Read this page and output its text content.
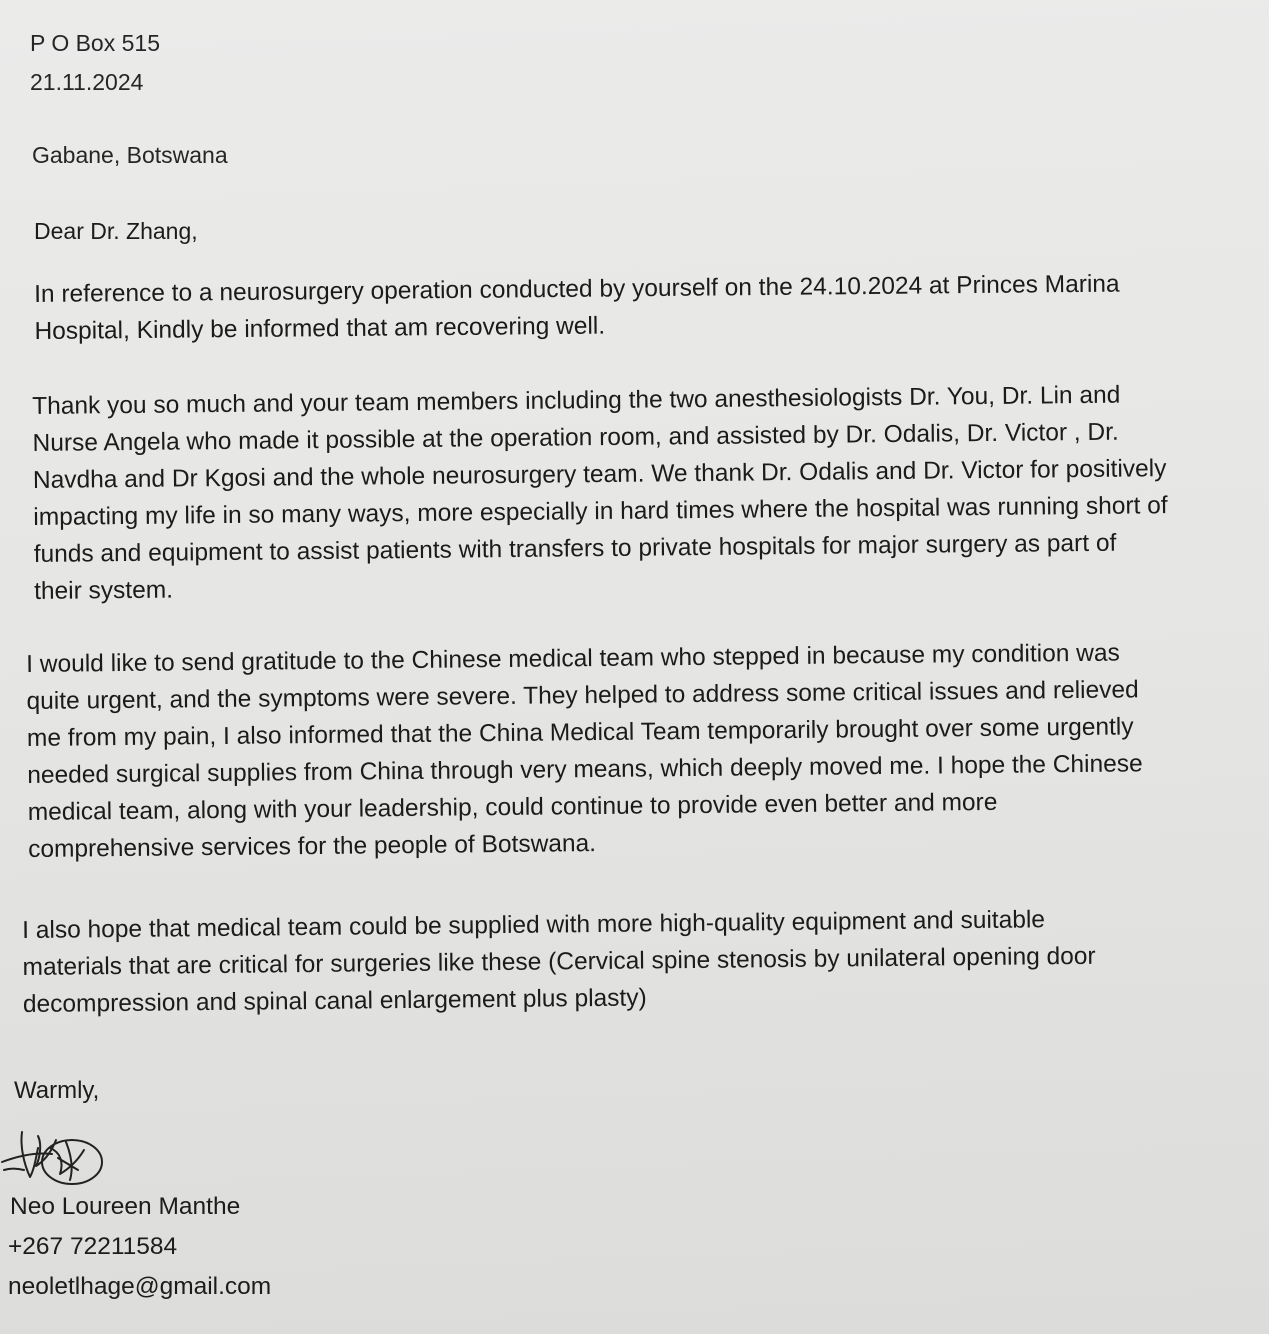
P O Box 515

21.11.2024

Gabane, Botswana

Dear Dr. Zhang,

In reference to a neurosurgery operation conducted by yourself on the 24.10.2024 at Princes Marina
Hospital, Kindly be informed that am recovering well.
Thank you so much and your team members including the two anesthesiologists Dr. You, Dr. Lin and
Nurse Angela who made it possible at the operation room, and assisted by Dr. Odalis, Dr. Victor , Dr.
Navdha and Dr Kgosi and the whole neurosurgery team. We thank Dr. Odalis and Dr. Victor for positively
impacting my life in so many ways, more especially in hard times where the hospital was running short of
funds and equipment to assist patients with transfers to private hospitals for major surgery as part of
their system.
I would like to send gratitude to the Chinese medical team who stepped in because my condition was
quite urgent, and the symptoms were severe. They helped to address some critical issues and relieved
me from my pain, I also informed that the China Medical Team temporarily brought over some urgently
needed surgical supplies from China through very means, which deeply moved me. I hope the Chinese
medical team, along with your leadership, could continue to provide even better and more
comprehensive services for the people of Botswana.
I also hope that medical team could be supplied with more high-quality equipment and suitable
materials that are critical for surgeries like these (Cervical spine stenosis by unilateral opening door
decompression and spinal canal enlargement plus plasty)

Warmly,

Neo Loureen Manthe

+267 72211584

neoletlhage@gmail.com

******

_Problem statement_
Please give the data above again in exact form and omit every picture.

_Solution to the exercise_
Read this page and output its text content.
P O Box 515

21.11.2024

Gabane, Botswana

Dear Dr. Zhang,

In reference to a neurosurgery operation conducted by yourself on the 24.10.2024 at Princes Marina
Hospital, Kindly be informed that am recovering well.
Thank you so much and your team members including the two anesthesiologists Dr. You, Dr. Lin and
Nurse Angela who made it possible at the operation room, and assisted by Dr. Odalis, Dr. Victor , Dr.
Navdha and Dr Kgosi and the whole neurosurgery team. We thank Dr. Odalis and Dr. Victor for positively
impacting my life in so many ways, more especially in hard times where the hospital was running short of
funds and equipment to assist patients with transfers to private hospitals for major surgery as part of
their system.
I would like to send gratitude to the Chinese medical team who stepped in because my condition was
quite urgent, and the symptoms were severe. They helped to address some critical issues and relieved
me from my pain, I also informed that the China Medical Team temporarily brought over some urgently
needed surgical supplies from China through very means, which deeply moved me. I hope the Chinese
medical team, along with your leadership, could continue to provide even better and more
comprehensive services for the people of Botswana.
I also hope that medical team could be supplied with more high-quality equipment and suitable
materials that are critical for surgeries like these (Cervical spine stenosis by unilateral opening door
decompression and spinal canal enlargement plus plasty)

Warmly,

Neo Loureen Manthe

+267 72211584

neoletlhage@gmail.com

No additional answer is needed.